## SHORT EXERCISE
Where a line in the listing below contains the word "until", copy that line.

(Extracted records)
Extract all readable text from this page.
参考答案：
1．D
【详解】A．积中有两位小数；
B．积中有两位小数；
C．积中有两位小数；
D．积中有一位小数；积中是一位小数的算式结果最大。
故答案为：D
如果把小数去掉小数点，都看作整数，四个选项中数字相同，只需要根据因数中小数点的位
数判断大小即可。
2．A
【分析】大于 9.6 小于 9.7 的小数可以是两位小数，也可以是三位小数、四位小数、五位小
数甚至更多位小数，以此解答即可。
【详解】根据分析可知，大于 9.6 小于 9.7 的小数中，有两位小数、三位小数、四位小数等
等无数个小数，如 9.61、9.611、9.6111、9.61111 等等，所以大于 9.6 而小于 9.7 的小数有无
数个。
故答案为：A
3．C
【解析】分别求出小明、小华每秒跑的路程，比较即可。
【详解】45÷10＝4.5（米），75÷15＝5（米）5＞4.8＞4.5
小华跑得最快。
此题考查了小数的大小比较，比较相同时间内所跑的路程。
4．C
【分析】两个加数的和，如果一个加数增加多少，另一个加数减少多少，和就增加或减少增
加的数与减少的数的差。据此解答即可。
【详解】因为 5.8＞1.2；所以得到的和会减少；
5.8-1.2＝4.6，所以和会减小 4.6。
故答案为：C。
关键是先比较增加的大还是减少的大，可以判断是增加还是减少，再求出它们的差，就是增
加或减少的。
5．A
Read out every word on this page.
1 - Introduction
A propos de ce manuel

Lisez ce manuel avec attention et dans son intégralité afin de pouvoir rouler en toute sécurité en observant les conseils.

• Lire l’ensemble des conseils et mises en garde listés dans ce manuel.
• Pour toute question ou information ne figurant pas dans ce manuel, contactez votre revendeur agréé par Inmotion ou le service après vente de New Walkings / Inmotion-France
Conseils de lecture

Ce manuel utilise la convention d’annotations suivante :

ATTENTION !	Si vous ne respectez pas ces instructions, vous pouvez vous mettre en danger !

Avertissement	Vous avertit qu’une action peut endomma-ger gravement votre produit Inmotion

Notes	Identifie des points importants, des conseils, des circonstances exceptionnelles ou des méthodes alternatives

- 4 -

==

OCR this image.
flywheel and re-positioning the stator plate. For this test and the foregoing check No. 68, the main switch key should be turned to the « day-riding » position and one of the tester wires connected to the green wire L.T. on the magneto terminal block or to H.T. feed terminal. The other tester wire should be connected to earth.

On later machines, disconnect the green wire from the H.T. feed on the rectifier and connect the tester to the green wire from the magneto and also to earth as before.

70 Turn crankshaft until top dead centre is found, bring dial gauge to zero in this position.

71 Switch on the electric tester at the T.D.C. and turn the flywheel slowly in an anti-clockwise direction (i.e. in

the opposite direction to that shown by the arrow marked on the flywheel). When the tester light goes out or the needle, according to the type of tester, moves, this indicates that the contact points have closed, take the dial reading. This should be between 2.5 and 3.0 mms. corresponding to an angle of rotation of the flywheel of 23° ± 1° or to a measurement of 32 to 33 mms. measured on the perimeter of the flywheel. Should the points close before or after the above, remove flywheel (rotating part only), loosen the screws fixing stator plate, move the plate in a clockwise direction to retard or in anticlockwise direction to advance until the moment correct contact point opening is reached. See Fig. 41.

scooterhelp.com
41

## RESULT OF THIS EXERCISE
70 Turn crankshaft until top dead centre is found, bring dial gauge to zero in this position.
the opposite direction to that shown by the arrow marked on the flywheel). When the tester light goes out or the needle, according to the type of tester, moves, this indicates that the contact points have closed, take the dial reading. This should be between 2.5 and 3.0 mms. corresponding to an angle of rotation of the flywheel of 23° ± 1° or to a measurement of 32 to 33 mms. measured on the perimeter of the flywheel. Should the points close before or after the above, remove flywheel (rotating part only), loosen the screws fixing stator plate, move the plate in a clockwise direction to retard or in anticlockwise direction to advance until the moment correct contact point opening is reached. See Fig. 41.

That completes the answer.